WRITTEN TASK: Your answer should be a single number: the count of lines containing the string "name".

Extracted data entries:
━━━━━━━━━━━━━━━━━━━━
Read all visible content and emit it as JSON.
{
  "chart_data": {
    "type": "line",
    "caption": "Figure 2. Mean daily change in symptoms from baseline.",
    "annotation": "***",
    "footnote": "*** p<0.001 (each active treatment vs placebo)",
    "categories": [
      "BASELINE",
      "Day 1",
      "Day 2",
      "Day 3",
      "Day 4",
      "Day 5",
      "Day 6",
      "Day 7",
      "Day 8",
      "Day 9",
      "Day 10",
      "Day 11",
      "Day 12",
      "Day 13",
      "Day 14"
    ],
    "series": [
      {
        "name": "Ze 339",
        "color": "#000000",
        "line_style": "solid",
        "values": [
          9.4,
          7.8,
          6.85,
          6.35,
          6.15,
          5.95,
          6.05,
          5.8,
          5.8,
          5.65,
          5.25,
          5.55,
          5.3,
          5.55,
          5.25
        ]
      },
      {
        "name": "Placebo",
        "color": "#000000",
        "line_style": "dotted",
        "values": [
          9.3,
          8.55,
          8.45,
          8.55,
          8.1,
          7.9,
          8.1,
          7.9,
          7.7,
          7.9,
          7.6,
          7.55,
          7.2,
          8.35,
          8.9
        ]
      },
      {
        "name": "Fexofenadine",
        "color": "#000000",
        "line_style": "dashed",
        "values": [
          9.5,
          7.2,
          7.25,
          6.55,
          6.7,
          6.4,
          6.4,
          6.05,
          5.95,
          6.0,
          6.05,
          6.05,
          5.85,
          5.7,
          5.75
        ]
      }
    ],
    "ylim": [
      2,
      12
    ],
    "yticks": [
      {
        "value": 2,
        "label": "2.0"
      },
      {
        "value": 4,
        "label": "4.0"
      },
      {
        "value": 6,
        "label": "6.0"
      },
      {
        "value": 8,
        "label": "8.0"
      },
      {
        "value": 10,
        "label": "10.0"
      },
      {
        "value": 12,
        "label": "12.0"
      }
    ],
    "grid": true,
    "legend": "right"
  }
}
━━━━━━━━━━━━━━━━━━━━
TASK OUTPUT: 3